(Data provided):
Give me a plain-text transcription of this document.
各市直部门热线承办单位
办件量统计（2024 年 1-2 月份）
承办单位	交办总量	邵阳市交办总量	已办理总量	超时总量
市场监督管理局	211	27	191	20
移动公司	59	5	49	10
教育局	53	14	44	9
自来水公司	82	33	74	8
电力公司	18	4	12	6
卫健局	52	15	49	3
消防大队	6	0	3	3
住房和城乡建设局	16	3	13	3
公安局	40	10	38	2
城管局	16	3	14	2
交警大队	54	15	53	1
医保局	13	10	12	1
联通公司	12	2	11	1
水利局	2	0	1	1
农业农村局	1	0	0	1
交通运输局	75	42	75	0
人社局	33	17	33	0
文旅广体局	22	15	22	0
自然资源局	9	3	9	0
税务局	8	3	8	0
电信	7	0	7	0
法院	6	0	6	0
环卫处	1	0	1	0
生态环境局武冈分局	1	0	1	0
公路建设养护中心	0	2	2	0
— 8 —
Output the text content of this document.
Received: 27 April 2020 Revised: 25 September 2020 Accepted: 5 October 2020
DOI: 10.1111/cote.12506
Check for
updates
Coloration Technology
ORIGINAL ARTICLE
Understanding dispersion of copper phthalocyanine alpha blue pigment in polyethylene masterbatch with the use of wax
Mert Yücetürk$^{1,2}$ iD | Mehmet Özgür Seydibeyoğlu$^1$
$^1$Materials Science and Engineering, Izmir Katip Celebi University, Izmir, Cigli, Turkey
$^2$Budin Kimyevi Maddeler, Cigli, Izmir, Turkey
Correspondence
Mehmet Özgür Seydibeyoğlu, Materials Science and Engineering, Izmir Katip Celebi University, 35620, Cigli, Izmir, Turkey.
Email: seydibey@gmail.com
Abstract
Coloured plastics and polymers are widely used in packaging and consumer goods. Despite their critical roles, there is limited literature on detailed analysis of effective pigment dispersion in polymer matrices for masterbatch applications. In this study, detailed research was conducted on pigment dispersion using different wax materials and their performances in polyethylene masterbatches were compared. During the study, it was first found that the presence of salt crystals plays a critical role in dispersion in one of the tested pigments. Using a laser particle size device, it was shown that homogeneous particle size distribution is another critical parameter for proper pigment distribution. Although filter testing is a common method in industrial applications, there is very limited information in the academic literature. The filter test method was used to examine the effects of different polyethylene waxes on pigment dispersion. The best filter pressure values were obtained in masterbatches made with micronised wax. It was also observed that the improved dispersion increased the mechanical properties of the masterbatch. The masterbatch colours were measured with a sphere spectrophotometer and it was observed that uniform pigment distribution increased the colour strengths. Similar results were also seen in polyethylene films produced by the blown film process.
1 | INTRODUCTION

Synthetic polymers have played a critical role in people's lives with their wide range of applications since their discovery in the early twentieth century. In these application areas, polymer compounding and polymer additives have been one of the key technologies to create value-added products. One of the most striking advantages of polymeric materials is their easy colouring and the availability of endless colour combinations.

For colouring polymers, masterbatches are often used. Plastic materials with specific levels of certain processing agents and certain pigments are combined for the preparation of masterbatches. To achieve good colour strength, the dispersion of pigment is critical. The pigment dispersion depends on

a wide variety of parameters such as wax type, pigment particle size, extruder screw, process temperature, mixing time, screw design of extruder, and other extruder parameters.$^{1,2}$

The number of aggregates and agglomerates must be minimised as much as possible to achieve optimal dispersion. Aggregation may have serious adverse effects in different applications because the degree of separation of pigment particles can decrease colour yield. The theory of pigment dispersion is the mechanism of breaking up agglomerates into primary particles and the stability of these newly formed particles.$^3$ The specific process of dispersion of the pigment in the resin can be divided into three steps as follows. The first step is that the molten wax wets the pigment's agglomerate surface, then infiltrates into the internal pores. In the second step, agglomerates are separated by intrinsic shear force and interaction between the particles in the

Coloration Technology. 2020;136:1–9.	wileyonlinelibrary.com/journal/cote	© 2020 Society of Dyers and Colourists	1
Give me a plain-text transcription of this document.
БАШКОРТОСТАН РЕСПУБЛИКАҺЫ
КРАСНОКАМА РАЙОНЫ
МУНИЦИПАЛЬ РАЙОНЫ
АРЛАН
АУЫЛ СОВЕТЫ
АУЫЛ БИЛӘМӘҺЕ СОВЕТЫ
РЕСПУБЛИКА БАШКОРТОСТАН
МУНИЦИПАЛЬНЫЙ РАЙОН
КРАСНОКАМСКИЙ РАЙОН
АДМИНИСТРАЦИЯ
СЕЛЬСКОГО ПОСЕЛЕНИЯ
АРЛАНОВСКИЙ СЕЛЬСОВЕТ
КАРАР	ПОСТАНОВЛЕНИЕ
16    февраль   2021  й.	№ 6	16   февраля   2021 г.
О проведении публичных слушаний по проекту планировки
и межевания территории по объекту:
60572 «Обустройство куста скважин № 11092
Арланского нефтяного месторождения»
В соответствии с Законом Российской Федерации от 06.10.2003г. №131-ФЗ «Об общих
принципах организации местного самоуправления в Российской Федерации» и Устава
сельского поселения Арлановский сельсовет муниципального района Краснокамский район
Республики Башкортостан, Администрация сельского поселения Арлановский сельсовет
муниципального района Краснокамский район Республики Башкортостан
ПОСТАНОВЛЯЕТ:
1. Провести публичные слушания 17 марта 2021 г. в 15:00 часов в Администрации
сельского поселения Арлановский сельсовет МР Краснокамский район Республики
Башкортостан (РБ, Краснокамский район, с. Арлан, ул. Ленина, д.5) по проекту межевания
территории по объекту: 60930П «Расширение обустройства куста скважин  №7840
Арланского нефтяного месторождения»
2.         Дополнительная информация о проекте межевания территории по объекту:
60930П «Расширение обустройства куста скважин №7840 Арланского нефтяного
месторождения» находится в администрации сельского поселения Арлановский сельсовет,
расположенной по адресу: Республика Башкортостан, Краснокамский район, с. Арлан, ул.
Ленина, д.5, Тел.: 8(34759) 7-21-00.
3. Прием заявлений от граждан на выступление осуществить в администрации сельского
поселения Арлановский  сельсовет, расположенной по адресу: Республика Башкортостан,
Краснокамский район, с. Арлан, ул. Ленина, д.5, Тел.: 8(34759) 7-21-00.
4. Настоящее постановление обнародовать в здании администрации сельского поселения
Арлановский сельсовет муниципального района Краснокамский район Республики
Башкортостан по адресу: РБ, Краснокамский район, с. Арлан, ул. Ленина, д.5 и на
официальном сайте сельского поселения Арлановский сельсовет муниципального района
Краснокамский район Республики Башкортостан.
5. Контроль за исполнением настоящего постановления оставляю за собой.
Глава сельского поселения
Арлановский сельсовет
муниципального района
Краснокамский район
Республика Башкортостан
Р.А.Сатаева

(Aim of the exercise): Pull out all lines containing the word "обустройства" from the entries above.

(Result):
территории по объекту: 60930П «Расширение обустройства куста скважин  №7840
60930П «Расширение обустройства куста скважин №7840 Арланского нефтяного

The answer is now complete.